WHAT IS EXPECTED
Scan the material below for the string "type", and copy every line where it shows up.
════════════════════
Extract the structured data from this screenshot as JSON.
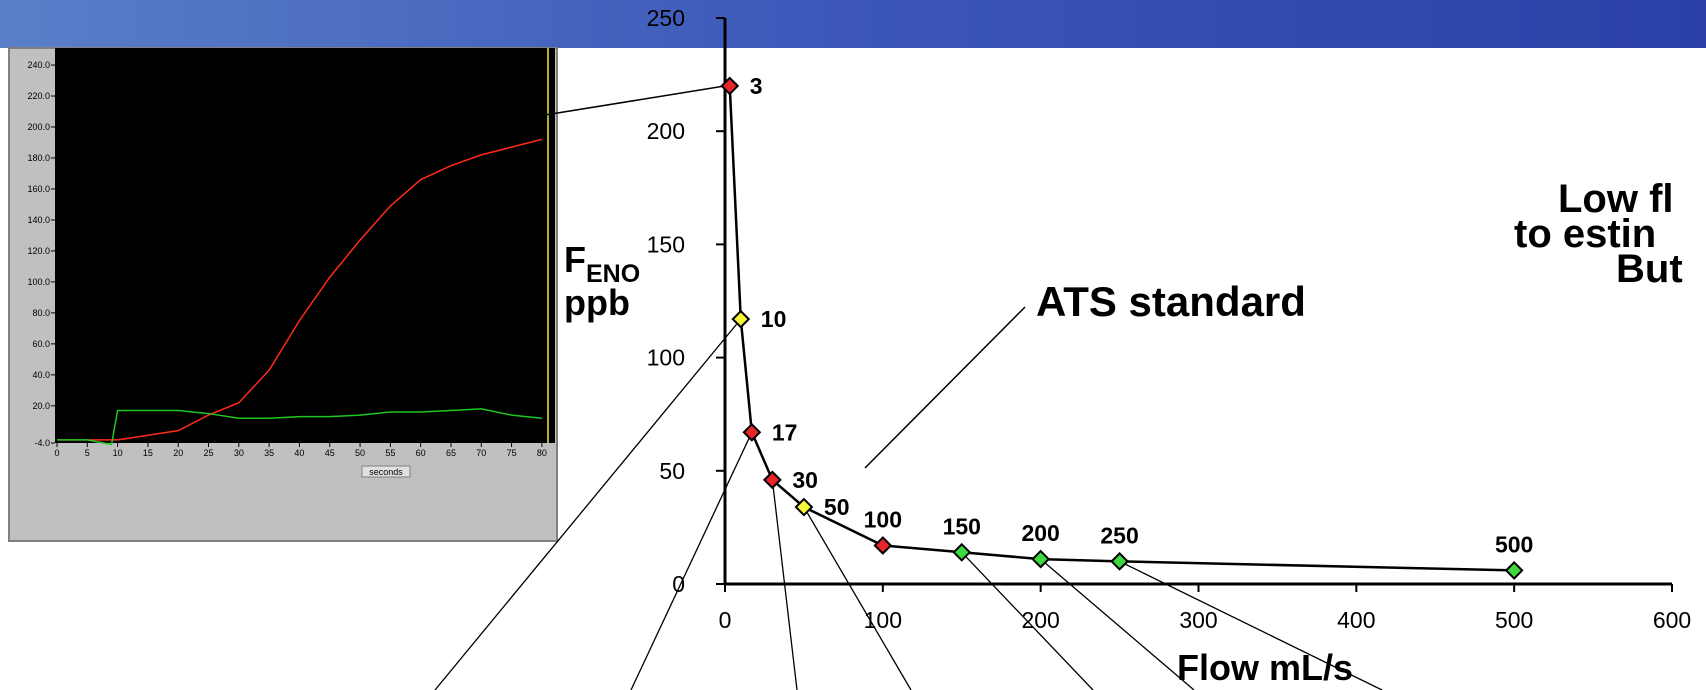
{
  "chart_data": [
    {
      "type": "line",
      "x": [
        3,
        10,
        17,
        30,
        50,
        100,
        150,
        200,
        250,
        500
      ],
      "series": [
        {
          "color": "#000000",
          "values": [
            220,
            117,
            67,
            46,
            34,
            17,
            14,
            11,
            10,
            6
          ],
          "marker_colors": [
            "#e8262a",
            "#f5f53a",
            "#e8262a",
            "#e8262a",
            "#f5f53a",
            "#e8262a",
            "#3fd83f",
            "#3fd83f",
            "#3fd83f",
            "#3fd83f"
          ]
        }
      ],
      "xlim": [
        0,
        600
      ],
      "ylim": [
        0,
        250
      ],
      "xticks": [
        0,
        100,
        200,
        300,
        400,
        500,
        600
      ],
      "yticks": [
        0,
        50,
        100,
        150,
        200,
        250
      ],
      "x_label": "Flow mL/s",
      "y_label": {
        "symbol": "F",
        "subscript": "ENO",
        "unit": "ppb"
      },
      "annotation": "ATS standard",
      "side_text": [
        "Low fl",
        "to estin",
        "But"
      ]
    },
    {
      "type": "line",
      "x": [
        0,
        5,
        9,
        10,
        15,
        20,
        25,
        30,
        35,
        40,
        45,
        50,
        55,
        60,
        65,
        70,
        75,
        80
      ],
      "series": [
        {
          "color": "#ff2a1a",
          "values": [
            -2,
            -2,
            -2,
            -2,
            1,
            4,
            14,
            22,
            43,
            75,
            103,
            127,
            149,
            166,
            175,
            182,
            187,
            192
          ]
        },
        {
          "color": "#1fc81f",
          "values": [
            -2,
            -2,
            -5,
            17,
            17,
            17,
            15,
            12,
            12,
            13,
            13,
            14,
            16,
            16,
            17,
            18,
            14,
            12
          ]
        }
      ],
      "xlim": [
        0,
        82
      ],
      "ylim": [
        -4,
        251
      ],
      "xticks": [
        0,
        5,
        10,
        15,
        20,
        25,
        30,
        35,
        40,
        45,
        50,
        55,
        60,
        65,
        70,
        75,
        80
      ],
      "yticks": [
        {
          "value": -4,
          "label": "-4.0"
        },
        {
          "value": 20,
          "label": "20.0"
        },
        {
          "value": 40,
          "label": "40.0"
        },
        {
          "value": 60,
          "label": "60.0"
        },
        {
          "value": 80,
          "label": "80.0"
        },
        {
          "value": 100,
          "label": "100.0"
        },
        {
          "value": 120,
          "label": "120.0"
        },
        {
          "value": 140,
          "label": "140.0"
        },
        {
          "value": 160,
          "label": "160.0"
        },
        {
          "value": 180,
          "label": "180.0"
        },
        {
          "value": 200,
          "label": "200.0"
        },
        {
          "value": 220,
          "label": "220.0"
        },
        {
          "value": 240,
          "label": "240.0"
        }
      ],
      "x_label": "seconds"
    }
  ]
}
════════════════════
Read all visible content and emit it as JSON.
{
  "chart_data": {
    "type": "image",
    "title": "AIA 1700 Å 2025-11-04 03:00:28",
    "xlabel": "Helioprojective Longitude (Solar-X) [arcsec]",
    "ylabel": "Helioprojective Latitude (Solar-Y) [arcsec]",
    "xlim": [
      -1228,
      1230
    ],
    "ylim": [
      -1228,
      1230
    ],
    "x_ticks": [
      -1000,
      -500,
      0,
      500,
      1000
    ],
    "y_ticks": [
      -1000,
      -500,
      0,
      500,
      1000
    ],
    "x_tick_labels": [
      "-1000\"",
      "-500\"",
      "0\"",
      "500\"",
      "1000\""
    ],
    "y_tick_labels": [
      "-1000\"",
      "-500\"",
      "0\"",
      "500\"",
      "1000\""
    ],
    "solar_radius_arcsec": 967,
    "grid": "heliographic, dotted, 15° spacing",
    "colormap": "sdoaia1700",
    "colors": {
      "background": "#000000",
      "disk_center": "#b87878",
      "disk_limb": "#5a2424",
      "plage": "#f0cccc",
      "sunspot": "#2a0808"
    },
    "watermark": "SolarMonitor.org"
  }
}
════════════════════
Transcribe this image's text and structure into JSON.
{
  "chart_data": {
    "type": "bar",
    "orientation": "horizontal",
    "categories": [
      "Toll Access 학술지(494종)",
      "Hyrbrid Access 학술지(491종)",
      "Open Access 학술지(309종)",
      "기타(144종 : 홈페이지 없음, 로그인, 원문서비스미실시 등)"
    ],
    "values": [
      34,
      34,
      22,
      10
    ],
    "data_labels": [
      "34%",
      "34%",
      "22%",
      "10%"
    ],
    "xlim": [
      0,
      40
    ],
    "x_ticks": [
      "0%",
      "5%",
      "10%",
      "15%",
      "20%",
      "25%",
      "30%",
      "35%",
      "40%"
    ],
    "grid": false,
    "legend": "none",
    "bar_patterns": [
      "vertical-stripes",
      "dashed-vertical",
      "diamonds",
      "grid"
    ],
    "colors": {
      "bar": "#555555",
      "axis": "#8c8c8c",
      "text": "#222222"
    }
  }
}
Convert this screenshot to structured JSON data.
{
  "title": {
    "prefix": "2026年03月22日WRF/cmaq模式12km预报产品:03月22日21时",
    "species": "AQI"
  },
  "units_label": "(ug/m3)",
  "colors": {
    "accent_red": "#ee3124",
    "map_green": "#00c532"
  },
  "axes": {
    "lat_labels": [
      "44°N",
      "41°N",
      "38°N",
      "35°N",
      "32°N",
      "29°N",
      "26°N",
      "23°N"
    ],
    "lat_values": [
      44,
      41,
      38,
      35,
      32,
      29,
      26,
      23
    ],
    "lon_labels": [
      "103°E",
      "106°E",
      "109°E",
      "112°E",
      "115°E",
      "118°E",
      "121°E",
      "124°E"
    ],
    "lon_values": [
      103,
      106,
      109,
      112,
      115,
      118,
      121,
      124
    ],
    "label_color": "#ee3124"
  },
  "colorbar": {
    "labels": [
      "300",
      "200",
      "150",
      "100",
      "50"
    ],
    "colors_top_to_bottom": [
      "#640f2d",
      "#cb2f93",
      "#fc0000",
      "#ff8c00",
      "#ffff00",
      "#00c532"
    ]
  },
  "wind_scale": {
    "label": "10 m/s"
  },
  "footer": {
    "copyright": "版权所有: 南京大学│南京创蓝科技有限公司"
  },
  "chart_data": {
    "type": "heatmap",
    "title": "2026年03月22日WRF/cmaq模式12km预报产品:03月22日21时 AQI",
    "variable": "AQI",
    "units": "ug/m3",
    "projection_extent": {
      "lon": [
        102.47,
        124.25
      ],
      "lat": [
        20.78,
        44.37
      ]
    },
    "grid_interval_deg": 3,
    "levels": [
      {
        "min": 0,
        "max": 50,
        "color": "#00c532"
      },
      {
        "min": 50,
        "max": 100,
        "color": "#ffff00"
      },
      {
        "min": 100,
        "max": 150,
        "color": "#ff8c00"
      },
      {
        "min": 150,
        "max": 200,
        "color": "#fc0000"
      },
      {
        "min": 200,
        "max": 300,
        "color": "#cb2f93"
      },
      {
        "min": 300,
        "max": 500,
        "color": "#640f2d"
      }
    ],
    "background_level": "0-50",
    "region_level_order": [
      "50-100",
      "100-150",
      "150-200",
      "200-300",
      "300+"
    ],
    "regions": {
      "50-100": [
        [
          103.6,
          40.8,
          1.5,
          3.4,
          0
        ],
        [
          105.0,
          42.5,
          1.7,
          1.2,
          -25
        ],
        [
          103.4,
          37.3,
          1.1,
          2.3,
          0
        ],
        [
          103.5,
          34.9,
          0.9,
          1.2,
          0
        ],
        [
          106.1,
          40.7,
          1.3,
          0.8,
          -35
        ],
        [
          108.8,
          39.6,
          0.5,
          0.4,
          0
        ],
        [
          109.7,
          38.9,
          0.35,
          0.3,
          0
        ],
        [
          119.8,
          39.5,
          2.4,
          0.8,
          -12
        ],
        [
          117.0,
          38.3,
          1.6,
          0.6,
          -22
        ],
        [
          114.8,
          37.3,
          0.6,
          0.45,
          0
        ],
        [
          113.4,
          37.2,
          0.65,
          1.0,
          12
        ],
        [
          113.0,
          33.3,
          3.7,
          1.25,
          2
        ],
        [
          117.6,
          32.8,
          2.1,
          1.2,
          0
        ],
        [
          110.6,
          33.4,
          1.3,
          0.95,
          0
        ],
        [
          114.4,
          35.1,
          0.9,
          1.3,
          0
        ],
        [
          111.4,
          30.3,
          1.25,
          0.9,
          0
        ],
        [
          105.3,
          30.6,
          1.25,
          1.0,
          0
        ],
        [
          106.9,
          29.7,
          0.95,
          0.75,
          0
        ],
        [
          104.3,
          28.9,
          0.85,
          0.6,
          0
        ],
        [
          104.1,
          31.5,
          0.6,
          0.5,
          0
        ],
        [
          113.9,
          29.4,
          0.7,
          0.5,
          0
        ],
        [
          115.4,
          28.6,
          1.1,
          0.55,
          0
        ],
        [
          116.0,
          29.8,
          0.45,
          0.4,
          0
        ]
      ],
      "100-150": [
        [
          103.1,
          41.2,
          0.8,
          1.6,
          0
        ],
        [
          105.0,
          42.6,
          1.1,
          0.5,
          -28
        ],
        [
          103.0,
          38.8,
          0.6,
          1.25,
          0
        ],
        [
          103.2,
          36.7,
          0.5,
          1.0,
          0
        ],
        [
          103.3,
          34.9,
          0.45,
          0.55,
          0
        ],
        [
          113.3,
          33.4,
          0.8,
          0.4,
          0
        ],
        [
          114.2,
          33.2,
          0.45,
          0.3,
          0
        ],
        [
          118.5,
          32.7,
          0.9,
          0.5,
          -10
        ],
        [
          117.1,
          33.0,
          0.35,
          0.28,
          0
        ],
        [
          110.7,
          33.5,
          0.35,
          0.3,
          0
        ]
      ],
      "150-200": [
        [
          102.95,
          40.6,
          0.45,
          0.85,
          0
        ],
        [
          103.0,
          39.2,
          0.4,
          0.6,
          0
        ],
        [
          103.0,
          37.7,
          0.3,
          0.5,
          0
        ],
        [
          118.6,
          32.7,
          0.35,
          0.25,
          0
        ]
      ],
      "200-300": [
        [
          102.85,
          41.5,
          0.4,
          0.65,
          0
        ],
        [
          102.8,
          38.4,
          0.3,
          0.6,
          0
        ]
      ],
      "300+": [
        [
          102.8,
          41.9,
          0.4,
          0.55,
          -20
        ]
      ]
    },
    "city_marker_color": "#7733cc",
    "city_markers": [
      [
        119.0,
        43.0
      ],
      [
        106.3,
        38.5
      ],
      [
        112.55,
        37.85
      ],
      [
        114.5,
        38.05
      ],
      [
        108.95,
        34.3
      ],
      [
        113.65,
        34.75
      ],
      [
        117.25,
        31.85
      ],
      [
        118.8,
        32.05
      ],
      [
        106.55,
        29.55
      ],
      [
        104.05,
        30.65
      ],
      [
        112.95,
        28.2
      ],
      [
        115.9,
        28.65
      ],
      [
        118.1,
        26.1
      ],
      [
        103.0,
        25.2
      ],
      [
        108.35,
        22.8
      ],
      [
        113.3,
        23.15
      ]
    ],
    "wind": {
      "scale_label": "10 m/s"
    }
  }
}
════════════════════
FULL ANSWER
      "type": "line",
      "type": "line",
    "type": "image",
    "type": "bar",
    "type": "heatmap",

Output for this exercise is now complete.